Collected data entries
+--

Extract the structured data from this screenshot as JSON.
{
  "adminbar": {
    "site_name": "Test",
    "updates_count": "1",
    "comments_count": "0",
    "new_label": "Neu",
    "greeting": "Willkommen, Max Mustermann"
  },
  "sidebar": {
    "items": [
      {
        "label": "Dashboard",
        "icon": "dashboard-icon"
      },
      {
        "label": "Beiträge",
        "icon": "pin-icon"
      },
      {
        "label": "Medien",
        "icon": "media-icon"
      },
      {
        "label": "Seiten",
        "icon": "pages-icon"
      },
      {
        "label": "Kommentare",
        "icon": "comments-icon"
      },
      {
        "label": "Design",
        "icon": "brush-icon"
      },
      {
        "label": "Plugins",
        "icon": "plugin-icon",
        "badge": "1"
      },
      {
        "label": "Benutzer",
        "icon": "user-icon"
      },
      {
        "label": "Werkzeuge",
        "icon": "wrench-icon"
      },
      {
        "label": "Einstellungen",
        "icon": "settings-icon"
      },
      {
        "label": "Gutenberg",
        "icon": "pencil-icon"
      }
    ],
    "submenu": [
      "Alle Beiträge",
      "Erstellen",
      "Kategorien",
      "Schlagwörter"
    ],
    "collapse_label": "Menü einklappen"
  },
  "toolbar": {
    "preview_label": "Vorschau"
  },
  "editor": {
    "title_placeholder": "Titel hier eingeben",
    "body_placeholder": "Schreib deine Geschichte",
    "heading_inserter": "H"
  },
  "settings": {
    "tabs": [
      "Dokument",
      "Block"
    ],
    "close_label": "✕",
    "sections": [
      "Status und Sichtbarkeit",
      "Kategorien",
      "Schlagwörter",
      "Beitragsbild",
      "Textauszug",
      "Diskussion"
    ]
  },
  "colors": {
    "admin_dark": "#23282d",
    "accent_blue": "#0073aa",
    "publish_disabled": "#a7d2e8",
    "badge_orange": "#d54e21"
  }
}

+--

## Directions
Make a tally of the lines in this data that include the string "icon", and answer with that tally alone.

## Written answer
11